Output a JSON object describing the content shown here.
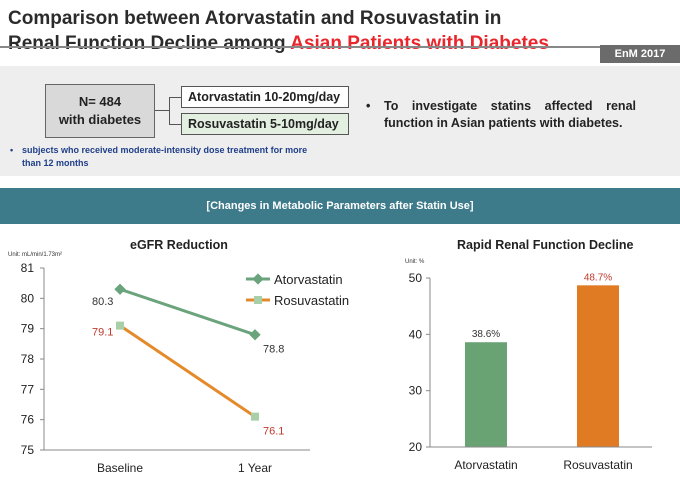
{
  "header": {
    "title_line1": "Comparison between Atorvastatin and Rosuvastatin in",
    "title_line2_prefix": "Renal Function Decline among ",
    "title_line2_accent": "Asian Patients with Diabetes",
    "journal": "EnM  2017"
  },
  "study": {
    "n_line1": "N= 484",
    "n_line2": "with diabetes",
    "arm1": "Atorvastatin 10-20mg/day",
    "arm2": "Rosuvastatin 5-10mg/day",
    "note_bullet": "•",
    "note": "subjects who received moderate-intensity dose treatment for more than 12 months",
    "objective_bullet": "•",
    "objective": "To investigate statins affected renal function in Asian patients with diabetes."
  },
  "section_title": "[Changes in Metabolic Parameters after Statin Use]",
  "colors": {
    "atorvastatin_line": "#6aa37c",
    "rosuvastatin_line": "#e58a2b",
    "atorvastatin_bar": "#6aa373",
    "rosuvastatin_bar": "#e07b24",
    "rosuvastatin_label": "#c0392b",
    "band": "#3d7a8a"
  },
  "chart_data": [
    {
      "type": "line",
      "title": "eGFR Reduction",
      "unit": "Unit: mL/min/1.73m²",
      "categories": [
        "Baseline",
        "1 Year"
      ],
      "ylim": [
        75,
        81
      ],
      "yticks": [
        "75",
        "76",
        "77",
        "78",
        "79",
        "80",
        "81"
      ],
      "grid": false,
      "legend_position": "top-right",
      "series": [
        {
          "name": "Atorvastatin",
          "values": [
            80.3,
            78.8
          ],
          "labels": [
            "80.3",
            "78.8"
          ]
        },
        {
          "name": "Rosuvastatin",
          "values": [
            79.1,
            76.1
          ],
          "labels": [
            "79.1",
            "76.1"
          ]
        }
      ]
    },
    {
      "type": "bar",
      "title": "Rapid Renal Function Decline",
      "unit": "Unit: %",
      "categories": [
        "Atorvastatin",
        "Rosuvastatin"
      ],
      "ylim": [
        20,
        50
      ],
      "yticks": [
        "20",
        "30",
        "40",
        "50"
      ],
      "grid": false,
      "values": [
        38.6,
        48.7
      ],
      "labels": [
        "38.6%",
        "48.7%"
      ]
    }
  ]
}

.....

→ Exercise instructions
Drop the pictures; repeat the listing above exactly.

→ Output
Output a JSON object describing the content shown here.
{
  "header": {
    "title_line1": "Comparison between Atorvastatin and Rosuvastatin in",
    "title_line2_prefix": "Renal Function Decline among ",
    "title_line2_accent": "Asian Patients with Diabetes",
    "journal": "EnM  2017"
  },
  "study": {
    "n_line1": "N= 484",
    "n_line2": "with diabetes",
    "arm1": "Atorvastatin 10-20mg/day",
    "arm2": "Rosuvastatin 5-10mg/day",
    "note_bullet": "•",
    "note": "subjects who received moderate-intensity dose treatment for more than 12 months",
    "objective_bullet": "•",
    "objective": "To investigate statins affected renal function in Asian patients with diabetes."
  },
  "section_title": "[Changes in Metabolic Parameters after Statin Use]",
  "colors": {
    "atorvastatin_line": "#6aa37c",
    "rosuvastatin_line": "#e58a2b",
    "atorvastatin_bar": "#6aa373",
    "rosuvastatin_bar": "#e07b24",
    "rosuvastatin_label": "#c0392b",
    "band": "#3d7a8a"
  },
  "chart_data": [
    {
      "type": "line",
      "title": "eGFR Reduction",
      "unit": "Unit: mL/min/1.73m²",
      "categories": [
        "Baseline",
        "1 Year"
      ],
      "ylim": [
        75,
        81
      ],
      "yticks": [
        "75",
        "76",
        "77",
        "78",
        "79",
        "80",
        "81"
      ],
      "grid": false,
      "legend_position": "top-right",
      "series": [
        {
          "name": "Atorvastatin",
          "values": [
            80.3,
            78.8
          ],
          "labels": [
            "80.3",
            "78.8"
          ]
        },
        {
          "name": "Rosuvastatin",
          "values": [
            79.1,
            76.1
          ],
          "labels": [
            "79.1",
            "76.1"
          ]
        }
      ]
    },
    {
      "type": "bar",
      "title": "Rapid Renal Function Decline",
      "unit": "Unit: %",
      "categories": [
        "Atorvastatin",
        "Rosuvastatin"
      ],
      "ylim": [
        20,
        50
      ],
      "yticks": [
        "20",
        "30",
        "40",
        "50"
      ],
      "grid": false,
      "values": [
        38.6,
        48.7
      ],
      "labels": [
        "38.6%",
        "48.7%"
      ]
    }
  ]
}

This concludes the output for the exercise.